## [Work to complete]
1. How would you put this sentence from the Brale webhooks summary into Spanish: "A single flexible transfer-request endpoint handles on-chain, off-chain, mint, RTP off-ramp, and cross-chain flows — and webhooks fire on the same event model for every variant."
2. Carry on the summary of Brale's webhook talk from its last sentence.

Brale's Chase Merlin walks through Brale's new webhook product at Day Zero 06 — webhooks that publish signed lifecycle events as transfers settle, eliminating the need for clients to poll for status. The reference neobank app, built on the Brale stablecoin operating system, receives a transfer-completion event in roughly 18 seconds after a Solana transfer, then again on Spark, with signature verification, dedupe, and live balance + activity updates baked in. A single flexible transfer-request endpoint handles on-chain, off-chain, mint, RTP off-ramp, and cross-chain flows — and webhooks fire on the same event model for every variant. Closing pointer to a same-day blog post measuring a ~20% latency reduction versus polling-based integrations.

## [Dataset content]
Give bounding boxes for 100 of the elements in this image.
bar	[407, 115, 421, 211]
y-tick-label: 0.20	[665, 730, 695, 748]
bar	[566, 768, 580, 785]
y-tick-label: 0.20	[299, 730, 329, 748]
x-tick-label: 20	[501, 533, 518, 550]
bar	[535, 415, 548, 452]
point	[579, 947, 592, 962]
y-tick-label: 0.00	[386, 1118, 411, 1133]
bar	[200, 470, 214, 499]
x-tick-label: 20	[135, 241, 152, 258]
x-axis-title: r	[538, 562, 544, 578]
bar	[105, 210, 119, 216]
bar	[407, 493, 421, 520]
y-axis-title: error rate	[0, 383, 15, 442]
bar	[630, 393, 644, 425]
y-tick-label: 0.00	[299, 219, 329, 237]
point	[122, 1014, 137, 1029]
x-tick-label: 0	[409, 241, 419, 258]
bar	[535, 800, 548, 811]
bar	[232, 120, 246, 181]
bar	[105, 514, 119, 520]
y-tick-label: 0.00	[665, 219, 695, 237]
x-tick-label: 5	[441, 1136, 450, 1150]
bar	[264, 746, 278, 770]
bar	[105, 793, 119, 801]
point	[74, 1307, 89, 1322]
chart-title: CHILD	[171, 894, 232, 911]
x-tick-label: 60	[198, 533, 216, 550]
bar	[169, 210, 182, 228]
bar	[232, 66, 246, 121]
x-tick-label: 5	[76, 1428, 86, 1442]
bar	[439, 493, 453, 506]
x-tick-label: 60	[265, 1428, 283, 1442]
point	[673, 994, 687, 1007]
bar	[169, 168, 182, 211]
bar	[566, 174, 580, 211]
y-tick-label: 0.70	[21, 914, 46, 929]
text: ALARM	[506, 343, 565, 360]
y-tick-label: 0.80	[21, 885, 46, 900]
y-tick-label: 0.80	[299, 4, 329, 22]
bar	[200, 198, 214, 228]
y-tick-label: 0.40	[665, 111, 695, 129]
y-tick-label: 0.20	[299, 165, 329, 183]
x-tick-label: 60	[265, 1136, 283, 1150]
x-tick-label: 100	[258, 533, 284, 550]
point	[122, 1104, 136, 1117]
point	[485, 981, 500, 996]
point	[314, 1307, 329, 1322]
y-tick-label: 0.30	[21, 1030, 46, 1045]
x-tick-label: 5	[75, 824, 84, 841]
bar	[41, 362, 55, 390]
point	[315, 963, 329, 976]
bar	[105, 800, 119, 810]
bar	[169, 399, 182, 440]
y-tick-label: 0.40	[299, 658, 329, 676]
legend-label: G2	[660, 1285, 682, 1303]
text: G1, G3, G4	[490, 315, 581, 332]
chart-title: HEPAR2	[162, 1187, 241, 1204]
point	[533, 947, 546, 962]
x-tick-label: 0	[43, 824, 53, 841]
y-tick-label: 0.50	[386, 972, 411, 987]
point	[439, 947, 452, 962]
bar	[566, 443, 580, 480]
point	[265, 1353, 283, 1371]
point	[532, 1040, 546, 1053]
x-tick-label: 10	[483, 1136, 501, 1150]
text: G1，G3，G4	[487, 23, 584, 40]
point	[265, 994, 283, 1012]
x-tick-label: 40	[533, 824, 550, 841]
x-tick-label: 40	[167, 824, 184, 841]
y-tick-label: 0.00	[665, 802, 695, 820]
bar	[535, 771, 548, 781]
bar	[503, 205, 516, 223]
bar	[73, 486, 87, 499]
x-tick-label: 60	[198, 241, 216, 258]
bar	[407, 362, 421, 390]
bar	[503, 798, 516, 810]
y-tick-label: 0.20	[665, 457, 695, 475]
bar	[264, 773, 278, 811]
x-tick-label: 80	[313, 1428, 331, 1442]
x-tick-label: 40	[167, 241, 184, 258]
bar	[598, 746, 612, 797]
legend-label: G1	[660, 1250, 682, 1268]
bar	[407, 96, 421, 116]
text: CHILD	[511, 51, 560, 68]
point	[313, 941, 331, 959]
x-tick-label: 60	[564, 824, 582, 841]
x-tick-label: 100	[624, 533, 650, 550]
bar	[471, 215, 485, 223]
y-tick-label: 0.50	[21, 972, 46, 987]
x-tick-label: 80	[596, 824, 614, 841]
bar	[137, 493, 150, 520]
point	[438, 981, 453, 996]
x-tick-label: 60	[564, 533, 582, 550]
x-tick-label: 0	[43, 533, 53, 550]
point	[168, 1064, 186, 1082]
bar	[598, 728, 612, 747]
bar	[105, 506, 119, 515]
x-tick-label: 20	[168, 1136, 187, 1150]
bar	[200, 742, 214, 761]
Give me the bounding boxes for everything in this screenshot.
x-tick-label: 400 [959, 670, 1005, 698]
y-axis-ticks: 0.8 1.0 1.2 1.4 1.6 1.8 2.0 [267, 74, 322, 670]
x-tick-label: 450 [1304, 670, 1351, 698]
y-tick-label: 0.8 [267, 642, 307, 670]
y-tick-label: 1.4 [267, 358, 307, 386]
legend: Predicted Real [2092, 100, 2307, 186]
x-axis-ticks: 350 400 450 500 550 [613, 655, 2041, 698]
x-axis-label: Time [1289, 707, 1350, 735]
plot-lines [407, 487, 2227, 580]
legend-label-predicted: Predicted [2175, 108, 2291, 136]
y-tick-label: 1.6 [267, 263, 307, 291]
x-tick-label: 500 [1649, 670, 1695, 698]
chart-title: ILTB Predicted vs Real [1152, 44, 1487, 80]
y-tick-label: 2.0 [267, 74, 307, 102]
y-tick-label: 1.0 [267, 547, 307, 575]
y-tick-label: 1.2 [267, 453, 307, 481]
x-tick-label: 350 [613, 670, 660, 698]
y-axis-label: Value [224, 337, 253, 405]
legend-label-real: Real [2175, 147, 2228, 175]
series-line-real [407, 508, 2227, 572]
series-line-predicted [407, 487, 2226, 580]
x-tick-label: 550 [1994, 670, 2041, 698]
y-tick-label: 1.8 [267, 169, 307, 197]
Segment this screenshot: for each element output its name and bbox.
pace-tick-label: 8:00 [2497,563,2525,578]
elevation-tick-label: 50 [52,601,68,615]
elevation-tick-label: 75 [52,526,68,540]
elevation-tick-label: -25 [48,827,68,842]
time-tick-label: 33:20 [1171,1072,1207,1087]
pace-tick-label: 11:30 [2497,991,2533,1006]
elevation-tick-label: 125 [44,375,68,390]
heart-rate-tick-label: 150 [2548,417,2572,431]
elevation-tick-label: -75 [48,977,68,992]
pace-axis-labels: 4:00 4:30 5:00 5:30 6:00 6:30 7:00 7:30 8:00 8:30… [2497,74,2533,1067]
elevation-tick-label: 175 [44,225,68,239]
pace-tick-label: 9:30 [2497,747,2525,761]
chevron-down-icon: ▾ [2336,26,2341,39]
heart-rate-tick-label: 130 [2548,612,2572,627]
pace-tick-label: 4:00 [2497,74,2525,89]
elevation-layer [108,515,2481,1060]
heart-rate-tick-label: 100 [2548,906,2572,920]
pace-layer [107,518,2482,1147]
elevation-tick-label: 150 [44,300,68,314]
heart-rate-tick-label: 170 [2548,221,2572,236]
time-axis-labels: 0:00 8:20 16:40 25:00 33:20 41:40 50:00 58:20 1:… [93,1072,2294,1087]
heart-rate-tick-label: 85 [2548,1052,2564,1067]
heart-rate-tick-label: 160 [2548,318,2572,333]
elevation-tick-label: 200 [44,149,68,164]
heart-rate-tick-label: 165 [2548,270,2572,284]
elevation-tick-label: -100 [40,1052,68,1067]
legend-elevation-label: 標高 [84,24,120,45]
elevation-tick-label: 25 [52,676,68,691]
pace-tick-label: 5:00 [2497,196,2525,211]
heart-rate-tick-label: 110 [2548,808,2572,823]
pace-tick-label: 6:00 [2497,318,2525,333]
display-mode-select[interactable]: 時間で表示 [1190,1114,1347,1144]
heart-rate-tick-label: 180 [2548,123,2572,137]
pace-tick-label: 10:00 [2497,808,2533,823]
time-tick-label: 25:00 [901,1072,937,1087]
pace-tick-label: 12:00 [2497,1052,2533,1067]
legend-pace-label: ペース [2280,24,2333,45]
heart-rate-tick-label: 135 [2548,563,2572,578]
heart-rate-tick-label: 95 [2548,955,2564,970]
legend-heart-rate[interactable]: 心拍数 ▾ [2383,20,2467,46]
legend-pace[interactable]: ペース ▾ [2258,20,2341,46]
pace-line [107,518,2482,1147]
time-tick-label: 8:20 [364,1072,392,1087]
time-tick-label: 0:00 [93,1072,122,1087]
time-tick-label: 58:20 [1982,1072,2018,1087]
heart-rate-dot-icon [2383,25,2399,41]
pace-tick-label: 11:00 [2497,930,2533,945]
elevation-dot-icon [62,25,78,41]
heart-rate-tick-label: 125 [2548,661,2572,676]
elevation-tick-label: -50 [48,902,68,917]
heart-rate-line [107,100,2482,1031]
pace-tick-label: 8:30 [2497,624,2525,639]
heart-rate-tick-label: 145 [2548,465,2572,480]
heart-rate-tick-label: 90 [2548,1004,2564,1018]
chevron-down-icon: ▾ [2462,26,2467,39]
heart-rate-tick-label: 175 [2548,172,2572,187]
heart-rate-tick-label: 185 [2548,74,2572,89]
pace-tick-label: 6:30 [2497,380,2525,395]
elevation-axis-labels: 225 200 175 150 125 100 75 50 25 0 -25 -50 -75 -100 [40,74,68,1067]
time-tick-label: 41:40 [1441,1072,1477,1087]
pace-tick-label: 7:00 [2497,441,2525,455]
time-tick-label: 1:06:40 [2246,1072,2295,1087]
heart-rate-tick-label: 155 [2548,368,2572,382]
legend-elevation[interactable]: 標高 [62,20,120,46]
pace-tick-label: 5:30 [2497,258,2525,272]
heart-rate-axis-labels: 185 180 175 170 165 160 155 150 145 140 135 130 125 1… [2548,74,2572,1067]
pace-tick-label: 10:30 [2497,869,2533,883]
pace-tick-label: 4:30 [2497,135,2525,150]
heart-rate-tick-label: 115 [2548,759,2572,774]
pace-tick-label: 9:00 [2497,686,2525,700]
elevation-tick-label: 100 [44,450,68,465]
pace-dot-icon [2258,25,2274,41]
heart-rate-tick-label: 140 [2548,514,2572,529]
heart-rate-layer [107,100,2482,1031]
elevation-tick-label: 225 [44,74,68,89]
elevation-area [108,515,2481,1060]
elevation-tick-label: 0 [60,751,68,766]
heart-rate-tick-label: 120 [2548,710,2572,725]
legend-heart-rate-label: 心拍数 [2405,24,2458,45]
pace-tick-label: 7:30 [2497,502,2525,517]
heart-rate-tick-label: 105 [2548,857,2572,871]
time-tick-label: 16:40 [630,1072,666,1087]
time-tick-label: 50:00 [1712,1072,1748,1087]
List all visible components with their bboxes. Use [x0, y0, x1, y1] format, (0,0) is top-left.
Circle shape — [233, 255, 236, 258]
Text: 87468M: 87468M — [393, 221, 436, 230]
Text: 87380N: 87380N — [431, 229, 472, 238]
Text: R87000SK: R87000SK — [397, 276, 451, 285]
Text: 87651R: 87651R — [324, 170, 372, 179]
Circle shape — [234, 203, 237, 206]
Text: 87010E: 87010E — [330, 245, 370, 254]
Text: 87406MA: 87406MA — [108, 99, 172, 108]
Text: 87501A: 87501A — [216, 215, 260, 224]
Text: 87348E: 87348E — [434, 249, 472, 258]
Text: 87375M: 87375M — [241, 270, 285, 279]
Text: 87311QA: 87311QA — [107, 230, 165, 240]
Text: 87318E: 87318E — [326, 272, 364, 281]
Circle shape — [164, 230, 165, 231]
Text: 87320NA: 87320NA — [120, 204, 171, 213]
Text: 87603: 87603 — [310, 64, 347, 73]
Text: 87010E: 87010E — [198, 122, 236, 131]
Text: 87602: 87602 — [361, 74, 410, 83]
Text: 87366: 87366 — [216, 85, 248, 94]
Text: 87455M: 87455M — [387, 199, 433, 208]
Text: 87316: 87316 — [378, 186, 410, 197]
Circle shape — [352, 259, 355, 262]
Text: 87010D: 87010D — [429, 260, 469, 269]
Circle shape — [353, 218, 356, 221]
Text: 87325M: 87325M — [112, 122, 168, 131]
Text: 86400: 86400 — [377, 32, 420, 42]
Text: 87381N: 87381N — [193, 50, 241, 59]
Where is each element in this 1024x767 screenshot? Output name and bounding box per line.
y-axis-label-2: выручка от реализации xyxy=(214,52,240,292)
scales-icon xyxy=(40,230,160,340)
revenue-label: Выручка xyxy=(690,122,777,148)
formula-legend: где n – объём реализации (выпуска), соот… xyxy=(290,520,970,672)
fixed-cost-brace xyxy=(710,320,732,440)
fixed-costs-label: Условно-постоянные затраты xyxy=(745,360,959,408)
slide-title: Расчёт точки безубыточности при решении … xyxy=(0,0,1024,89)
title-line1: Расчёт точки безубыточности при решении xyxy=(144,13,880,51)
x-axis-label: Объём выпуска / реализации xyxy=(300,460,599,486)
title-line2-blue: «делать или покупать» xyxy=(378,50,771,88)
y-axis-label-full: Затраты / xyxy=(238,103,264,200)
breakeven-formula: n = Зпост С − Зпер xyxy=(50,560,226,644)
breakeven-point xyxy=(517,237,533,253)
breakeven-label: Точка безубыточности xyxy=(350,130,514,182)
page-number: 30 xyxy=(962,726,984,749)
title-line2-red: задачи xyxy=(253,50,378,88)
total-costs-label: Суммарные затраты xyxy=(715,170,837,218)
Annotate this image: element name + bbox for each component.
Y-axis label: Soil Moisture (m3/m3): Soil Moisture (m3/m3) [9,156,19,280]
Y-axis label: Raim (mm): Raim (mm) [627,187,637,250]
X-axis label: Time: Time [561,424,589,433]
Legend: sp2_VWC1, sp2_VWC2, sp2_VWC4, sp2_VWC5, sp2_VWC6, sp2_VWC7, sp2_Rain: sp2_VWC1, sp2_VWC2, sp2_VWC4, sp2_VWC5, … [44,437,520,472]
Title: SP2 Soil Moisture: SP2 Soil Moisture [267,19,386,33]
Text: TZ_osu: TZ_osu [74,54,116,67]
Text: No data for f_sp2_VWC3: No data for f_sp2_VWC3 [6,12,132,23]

## [Responses to the exercise]
1. Un único endpoint flexible de solicitudes de transferencia gestiona flujos on-chain, off-chain, de acuñación (mint), de off-ramp por RTP y entre cadenas, y los webhooks se disparan con el mismo modelo de eventos para cada variante.

2.
**Chapters:**

- **[0:00] Webhooks for real-time stablecoin events — kill the polling loop** — https://www.youtube.com/watch?v=4R-xQ0TwCig&t=0s
  Brale's Chase Merlin opens with the thesis: no more polling. A reference neobank app, built on Brale's API, will receive signed webhook events as transfers settle on-chain — driving live customer experiences without aggressive client-side polling.
- **[0:30] Brale stack — issuance, custodial balances, on/off ramps, fiat rails** — https://www.youtube.com/watch?v=4R-xQ0TwCig&t=30s
  Quick tour of Brale's stablecoin operating system: SBC issuance (or your own stablecoin), custodial balances across chains starting with Solana, on/off ramps on 20+ chains, and fiat rails on the same primitives.
- **[1:00] Three reasons webhooks matter** — https://www.youtube.com/watch?v=4R-xQ0TwCig&t=60s
  User experience (live balances and activity), reconciliation (events keep your system synced with the chain), and complexity reduction (polling adds edge cases and load that webhooks eliminate).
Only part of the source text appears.